* **DIRECTION**: Send back the entries below exactly as they appear.
-- start ITEMS --
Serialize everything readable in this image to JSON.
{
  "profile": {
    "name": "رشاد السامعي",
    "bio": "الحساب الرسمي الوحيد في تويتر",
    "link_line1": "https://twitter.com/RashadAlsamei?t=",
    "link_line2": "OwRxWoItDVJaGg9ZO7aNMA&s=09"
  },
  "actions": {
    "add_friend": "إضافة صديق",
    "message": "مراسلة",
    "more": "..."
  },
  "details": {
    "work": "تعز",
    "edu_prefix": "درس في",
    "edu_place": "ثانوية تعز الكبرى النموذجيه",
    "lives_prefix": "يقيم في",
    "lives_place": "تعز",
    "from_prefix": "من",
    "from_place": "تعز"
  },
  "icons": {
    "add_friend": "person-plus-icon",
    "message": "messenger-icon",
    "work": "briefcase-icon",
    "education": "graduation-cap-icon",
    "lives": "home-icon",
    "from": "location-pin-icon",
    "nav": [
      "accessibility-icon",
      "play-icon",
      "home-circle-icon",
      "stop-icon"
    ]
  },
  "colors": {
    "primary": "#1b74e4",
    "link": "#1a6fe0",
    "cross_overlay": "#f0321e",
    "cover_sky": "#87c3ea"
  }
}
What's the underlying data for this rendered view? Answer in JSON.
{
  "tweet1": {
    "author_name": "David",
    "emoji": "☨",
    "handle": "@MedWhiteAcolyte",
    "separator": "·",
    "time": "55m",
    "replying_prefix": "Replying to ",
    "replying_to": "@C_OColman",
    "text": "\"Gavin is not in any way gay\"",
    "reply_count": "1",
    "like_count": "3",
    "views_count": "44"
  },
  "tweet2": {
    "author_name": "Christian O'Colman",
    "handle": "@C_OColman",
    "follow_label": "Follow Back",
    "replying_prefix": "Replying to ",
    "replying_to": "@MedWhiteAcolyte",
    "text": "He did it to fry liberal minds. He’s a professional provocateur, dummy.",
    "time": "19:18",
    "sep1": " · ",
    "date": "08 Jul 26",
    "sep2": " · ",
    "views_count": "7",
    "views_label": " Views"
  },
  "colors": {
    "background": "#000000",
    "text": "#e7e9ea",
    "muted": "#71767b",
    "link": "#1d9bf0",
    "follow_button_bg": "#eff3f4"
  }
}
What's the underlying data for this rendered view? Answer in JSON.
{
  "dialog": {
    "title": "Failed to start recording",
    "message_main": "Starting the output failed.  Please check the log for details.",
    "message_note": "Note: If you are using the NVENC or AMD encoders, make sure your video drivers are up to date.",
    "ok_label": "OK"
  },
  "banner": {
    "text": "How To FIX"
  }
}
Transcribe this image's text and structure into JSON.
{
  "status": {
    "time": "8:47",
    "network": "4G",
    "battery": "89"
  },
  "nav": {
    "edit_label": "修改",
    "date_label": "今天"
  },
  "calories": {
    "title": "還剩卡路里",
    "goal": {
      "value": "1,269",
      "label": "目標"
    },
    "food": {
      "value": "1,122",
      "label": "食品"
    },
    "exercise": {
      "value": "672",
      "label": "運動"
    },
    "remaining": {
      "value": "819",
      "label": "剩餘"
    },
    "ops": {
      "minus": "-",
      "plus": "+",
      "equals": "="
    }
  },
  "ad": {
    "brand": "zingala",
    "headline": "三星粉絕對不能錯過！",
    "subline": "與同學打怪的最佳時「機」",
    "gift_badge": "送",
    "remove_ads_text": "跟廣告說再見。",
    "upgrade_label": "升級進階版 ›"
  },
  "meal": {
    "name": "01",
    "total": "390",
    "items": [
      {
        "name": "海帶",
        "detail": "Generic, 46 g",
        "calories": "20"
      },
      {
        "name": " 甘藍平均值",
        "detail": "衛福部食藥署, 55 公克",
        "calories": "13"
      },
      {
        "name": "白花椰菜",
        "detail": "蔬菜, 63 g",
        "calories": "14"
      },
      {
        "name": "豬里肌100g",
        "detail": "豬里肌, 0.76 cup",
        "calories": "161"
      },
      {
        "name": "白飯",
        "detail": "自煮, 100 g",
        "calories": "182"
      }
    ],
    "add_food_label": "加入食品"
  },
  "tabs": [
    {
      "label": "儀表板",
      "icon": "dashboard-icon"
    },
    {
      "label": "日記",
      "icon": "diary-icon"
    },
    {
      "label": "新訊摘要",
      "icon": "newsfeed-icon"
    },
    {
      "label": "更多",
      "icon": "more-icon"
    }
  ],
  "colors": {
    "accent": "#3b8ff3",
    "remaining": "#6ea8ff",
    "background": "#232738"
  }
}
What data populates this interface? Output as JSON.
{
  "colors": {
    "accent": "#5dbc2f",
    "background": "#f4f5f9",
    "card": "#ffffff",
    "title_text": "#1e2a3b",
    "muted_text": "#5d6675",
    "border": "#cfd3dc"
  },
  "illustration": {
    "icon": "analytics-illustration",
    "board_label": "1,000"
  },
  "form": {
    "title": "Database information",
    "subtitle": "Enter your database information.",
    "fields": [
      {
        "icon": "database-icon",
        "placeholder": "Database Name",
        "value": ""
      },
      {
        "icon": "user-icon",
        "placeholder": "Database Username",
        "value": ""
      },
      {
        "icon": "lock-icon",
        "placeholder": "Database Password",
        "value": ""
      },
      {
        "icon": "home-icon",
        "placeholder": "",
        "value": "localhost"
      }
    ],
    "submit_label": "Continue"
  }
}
-- end ITEMS --
* **TASK RESULT**:
Serialize everything readable in this image to JSON.
{
  "profile": {
    "name": "رشاد السامعي",
    "bio": "الحساب الرسمي الوحيد في تويتر",
    "link_line1": "https://twitter.com/RashadAlsamei?t=",
    "link_line2": "OwRxWoItDVJaGg9ZO7aNMA&s=09"
  },
  "actions": {
    "add_friend": "إضافة صديق",
    "message": "مراسلة",
    "more": "..."
  },
  "details": {
    "work": "تعز",
    "edu_prefix": "درس في",
    "edu_place": "ثانوية تعز الكبرى النموذجيه",
    "lives_prefix": "يقيم في",
    "lives_place": "تعز",
    "from_prefix": "من",
    "from_place": "تعز"
  },
  "icons": {
    "add_friend": "person-plus-icon",
    "message": "messenger-icon",
    "work": "briefcase-icon",
    "education": "graduation-cap-icon",
    "lives": "home-icon",
    "from": "location-pin-icon",
    "nav": [
      "accessibility-icon",
      "play-icon",
      "home-circle-icon",
      "stop-icon"
    ]
  },
  "colors": {
    "primary": "#1b74e4",
    "link": "#1a6fe0",
    "cross_overlay": "#f0321e",
    "cover_sky": "#87c3ea"
  }
}
What's the underlying data for this rendered view? Answer in JSON.
{
  "tweet1": {
    "author_name": "David",
    "emoji": "☨",
    "handle": "@MedWhiteAcolyte",
    "separator": "·",
    "time": "55m",
    "replying_prefix": "Replying to ",
    "replying_to": "@C_OColman",
    "text": "\"Gavin is not in any way gay\"",
    "reply_count": "1",
    "like_count": "3",
    "views_count": "44"
  },
  "tweet2": {
    "author_name": "Christian O'Colman",
    "handle": "@C_OColman",
    "follow_label": "Follow Back",
    "replying_prefix": "Replying to ",
    "replying_to": "@MedWhiteAcolyte",
    "text": "He did it to fry liberal minds. He’s a professional provocateur, dummy.",
    "time": "19:18",
    "sep1": " · ",
    "date": "08 Jul 26",
    "sep2": " · ",
    "views_count": "7",
    "views_label": " Views"
  },
  "colors": {
    "background": "#000000",
    "text": "#e7e9ea",
    "muted": "#71767b",
    "link": "#1d9bf0",
    "follow_button_bg": "#eff3f4"
  }
}
What's the underlying data for this rendered view? Answer in JSON.
{
  "dialog": {
    "title": "Failed to start recording",
    "message_main": "Starting the output failed.  Please check the log for details.",
    "message_note": "Note: If you are using the NVENC or AMD encoders, make sure your video drivers are up to date.",
    "ok_label": "OK"
  },
  "banner": {
    "text": "How To FIX"
  }
}
Transcribe this image's text and structure into JSON.
{
  "status": {
    "time": "8:47",
    "network": "4G",
    "battery": "89"
  },
  "nav": {
    "edit_label": "修改",
    "date_label": "今天"
  },
  "calories": {
    "title": "還剩卡路里",
    "goal": {
      "value": "1,269",
      "label": "目標"
    },
    "food": {
      "value": "1,122",
      "label": "食品"
    },
    "exercise": {
      "value": "672",
      "label": "運動"
    },
    "remaining": {
      "value": "819",
      "label": "剩餘"
    },
    "ops": {
      "minus": "-",
      "plus": "+",
      "equals": "="
    }
  },
  "ad": {
    "brand": "zingala",
    "headline": "三星粉絕對不能錯過！",
    "subline": "與同學打怪的最佳時「機」",
    "gift_badge": "送",
    "remove_ads_text": "跟廣告說再見。",
    "upgrade_label": "升級進階版 ›"
  },
  "meal": {
    "name": "01",
    "total": "390",
    "items": [
      {
        "name": "海帶",
        "detail": "Generic, 46 g",
        "calories": "20"
      },
      {
        "name": " 甘藍平均值",
        "detail": "衛福部食藥署, 55 公克",
        "calories": "13"
      },
      {
        "name": "白花椰菜",
        "detail": "蔬菜, 63 g",
        "calories": "14"
      },
      {
        "name": "豬里肌100g",
        "detail": "豬里肌, 0.76 cup",
        "calories": "161"
      },
      {
        "name": "白飯",
        "detail": "自煮, 100 g",
        "calories": "182"
      }
    ],
    "add_food_label": "加入食品"
  },
  "tabs": [
    {
      "label": "儀表板",
      "icon": "dashboard-icon"
    },
    {
      "label": "日記",
      "icon": "diary-icon"
    },
    {
      "label": "新訊摘要",
      "icon": "newsfeed-icon"
    },
    {
      "label": "更多",
      "icon": "more-icon"
    }
  ],
  "colors": {
    "accent": "#3b8ff3",
    "remaining": "#6ea8ff",
    "background": "#232738"
  }
}
What data populates this interface? Output as JSON.
{
  "colors": {
    "accent": "#5dbc2f",
    "background": "#f4f5f9",
    "card": "#ffffff",
    "title_text": "#1e2a3b",
    "muted_text": "#5d6675",
    "border": "#cfd3dc"
  },
  "illustration": {
    "icon": "analytics-illustration",
    "board_label": "1,000"
  },
  "form": {
    "title": "Database information",
    "subtitle": "Enter your database information.",
    "fields": [
      {
        "icon": "database-icon",
        "placeholder": "Database Name",
        "value": ""
      },
      {
        "icon": "user-icon",
        "placeholder": "Database Username",
        "value": ""
      },
      {
        "icon": "lock-icon",
        "placeholder": "Database Password",
        "value": ""
      },
      {
        "icon": "home-icon",
        "placeholder": "",
        "value": "localhost"
      }
    ],
    "submit_label": "Continue"
  }
}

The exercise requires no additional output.